Given exercise >> Reproduce every line in the listing that contains the word "Brasil".

Provided material >>
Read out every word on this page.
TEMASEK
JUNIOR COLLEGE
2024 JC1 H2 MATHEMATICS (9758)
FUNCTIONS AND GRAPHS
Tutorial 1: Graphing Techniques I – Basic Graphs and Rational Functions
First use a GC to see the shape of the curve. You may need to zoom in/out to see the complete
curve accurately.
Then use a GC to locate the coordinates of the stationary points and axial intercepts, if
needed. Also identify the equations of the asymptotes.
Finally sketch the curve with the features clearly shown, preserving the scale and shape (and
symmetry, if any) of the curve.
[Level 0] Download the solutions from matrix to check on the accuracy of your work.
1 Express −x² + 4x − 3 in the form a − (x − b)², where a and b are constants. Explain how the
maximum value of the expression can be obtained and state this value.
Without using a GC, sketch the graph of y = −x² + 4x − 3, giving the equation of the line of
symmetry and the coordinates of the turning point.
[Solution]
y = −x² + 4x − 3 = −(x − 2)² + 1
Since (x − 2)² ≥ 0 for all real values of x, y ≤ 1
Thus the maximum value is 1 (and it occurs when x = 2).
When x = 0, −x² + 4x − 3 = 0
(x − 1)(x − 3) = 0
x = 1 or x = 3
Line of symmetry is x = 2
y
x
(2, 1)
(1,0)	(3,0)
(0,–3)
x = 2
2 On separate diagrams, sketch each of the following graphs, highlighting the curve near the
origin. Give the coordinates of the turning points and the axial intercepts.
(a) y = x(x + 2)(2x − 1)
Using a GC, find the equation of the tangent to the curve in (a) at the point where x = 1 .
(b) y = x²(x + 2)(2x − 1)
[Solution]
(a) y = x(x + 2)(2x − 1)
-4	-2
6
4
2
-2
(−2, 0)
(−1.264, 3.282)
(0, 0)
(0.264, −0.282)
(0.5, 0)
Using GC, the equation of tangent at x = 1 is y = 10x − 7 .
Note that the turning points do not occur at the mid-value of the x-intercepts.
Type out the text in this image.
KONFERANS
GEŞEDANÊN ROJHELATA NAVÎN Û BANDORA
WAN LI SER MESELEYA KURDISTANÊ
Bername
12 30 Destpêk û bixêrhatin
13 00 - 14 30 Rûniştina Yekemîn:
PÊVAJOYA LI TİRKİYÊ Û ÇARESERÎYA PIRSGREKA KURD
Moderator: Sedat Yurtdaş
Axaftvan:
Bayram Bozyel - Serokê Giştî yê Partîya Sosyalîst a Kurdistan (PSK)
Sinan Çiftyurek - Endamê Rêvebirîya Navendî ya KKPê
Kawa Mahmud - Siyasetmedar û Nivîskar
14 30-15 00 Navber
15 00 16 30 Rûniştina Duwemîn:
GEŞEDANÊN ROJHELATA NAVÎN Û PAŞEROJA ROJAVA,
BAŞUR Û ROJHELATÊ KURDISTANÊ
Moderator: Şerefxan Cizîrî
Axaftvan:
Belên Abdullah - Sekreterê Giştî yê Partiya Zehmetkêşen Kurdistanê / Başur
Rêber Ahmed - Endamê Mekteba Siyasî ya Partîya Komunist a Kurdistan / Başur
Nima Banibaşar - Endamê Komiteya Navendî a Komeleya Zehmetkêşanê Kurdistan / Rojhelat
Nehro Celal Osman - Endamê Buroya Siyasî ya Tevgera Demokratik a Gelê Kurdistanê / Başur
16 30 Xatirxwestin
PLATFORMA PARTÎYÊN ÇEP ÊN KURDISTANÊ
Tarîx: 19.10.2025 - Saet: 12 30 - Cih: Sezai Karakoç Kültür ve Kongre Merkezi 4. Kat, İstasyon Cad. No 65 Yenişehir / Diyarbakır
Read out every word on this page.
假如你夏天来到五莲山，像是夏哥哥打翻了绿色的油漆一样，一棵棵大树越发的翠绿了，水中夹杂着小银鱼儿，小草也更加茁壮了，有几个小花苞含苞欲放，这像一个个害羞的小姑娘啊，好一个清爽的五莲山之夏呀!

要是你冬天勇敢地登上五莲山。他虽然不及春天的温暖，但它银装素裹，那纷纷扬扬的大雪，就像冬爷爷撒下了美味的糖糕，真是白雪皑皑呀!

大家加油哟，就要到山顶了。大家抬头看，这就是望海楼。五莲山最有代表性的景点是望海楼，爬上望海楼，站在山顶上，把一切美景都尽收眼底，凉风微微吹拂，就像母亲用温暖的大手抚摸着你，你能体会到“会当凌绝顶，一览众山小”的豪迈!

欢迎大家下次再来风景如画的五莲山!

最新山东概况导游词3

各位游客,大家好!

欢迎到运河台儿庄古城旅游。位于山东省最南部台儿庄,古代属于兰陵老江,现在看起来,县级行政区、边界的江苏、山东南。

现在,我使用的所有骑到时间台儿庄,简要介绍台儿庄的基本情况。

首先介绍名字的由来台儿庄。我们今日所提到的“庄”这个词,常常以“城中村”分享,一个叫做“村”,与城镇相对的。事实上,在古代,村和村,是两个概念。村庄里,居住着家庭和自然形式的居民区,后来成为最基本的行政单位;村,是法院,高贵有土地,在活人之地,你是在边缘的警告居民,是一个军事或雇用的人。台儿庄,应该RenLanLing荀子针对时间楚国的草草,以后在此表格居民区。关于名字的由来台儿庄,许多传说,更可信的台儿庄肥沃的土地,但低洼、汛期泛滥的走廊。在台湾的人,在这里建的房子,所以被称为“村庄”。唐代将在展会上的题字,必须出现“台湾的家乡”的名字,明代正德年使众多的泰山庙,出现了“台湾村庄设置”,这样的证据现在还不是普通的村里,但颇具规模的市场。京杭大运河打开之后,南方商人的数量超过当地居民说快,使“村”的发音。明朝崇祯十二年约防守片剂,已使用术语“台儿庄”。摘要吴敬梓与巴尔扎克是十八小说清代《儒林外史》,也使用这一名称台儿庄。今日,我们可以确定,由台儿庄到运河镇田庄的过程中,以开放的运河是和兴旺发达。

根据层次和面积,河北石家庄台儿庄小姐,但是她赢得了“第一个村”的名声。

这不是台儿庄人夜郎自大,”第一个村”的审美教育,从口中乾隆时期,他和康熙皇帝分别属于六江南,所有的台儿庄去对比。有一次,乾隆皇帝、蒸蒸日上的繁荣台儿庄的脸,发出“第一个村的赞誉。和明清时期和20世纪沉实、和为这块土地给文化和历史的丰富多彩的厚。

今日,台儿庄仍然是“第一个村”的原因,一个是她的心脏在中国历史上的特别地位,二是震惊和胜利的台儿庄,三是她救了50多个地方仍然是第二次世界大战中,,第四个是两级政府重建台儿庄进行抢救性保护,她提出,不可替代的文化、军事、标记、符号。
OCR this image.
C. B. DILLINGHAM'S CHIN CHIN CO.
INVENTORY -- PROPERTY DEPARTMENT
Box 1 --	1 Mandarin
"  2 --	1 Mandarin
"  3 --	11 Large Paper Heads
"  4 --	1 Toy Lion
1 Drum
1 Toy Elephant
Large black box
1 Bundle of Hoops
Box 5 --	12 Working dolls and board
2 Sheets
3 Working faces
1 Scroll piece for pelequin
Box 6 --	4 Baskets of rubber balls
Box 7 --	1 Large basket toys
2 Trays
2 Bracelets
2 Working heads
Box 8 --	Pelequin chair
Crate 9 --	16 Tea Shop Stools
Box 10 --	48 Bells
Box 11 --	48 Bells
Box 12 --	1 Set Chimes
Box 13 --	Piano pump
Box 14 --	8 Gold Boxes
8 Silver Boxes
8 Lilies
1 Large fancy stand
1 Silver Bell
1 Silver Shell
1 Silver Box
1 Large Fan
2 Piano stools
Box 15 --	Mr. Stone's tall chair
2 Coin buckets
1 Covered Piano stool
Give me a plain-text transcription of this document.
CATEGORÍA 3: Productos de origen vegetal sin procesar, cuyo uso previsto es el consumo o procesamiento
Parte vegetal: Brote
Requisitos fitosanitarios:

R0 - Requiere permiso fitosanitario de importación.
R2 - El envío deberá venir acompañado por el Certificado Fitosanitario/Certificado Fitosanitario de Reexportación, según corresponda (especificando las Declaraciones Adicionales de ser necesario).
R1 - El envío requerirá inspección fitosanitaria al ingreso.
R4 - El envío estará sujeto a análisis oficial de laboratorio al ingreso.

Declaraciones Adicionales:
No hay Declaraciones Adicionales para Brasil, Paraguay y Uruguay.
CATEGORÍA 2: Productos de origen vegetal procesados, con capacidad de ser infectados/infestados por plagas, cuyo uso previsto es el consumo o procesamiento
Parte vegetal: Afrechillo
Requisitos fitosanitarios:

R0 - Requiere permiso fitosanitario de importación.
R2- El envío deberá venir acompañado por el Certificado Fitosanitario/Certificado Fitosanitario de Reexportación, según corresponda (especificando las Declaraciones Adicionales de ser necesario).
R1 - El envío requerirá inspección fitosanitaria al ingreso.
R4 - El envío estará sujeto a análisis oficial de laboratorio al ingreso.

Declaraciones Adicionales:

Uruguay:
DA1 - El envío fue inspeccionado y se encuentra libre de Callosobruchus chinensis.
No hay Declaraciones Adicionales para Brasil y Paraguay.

The result >>
No hay Declaraciones Adicionales para Brasil, Paraguay y Uruguay.
No hay Declaraciones Adicionales para Brasil y Paraguay.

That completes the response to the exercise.